Dataset items:
=======

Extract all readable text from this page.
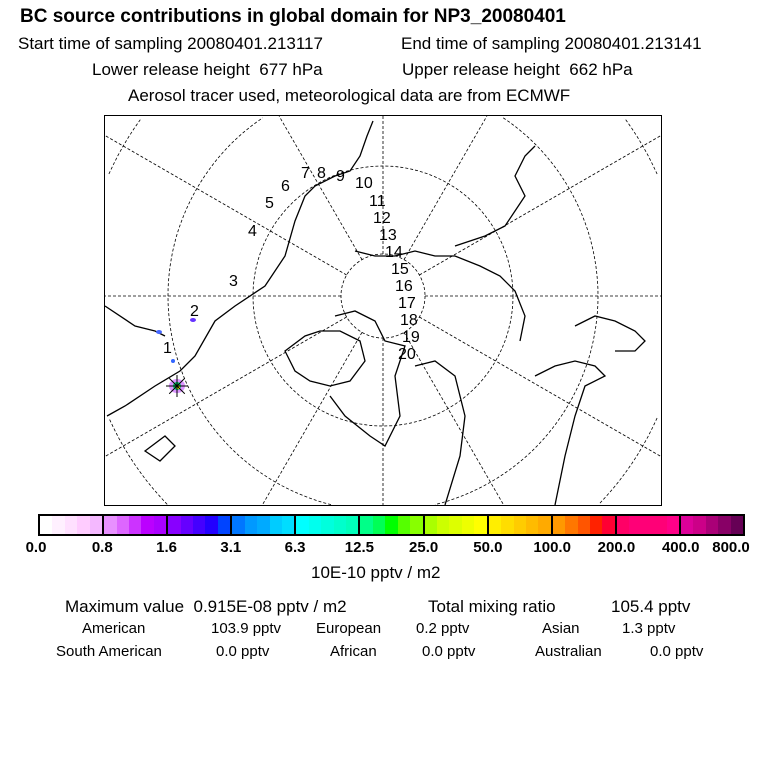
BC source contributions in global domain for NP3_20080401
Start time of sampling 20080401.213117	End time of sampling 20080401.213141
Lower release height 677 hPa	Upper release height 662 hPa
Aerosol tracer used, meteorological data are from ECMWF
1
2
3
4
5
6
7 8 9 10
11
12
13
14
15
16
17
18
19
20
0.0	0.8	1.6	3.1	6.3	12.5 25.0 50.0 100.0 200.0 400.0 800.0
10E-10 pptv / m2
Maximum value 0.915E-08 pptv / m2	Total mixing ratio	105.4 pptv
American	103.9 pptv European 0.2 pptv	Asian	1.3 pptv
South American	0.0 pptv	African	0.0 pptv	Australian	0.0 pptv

=======

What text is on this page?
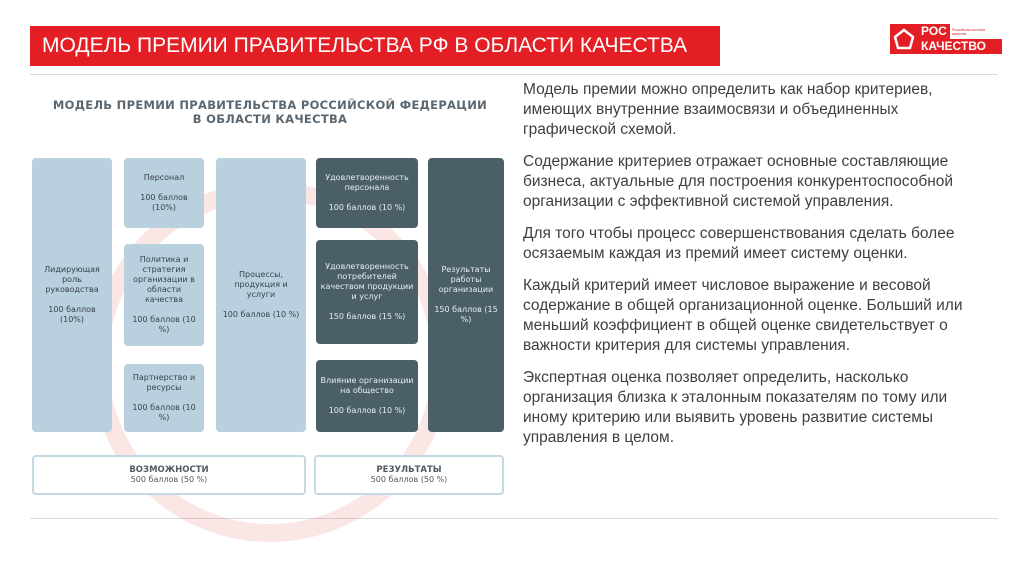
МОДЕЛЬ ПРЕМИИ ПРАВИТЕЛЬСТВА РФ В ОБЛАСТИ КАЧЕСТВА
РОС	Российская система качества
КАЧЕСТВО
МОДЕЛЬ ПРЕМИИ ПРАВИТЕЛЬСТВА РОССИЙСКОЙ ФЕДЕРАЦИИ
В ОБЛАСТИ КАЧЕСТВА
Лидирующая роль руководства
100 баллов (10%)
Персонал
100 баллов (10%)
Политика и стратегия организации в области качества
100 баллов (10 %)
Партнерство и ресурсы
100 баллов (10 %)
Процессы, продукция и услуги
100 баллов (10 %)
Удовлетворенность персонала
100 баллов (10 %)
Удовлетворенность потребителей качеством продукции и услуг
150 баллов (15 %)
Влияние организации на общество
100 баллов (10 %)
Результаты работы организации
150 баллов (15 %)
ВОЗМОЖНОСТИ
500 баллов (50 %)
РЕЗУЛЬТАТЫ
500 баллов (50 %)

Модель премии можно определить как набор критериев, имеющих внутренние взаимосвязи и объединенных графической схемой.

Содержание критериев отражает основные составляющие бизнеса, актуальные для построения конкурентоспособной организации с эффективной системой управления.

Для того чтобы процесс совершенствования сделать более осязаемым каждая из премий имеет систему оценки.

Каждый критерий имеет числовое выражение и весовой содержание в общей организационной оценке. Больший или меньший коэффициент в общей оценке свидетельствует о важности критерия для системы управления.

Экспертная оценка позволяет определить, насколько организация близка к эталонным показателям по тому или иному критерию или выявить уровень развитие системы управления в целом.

=======

_GOAL_.
Locate all lines holding the word "text", then copy them out.

_SOLUTION TO THIS EXERCISE_.
Extract all readable text from this page.
What text is on this page?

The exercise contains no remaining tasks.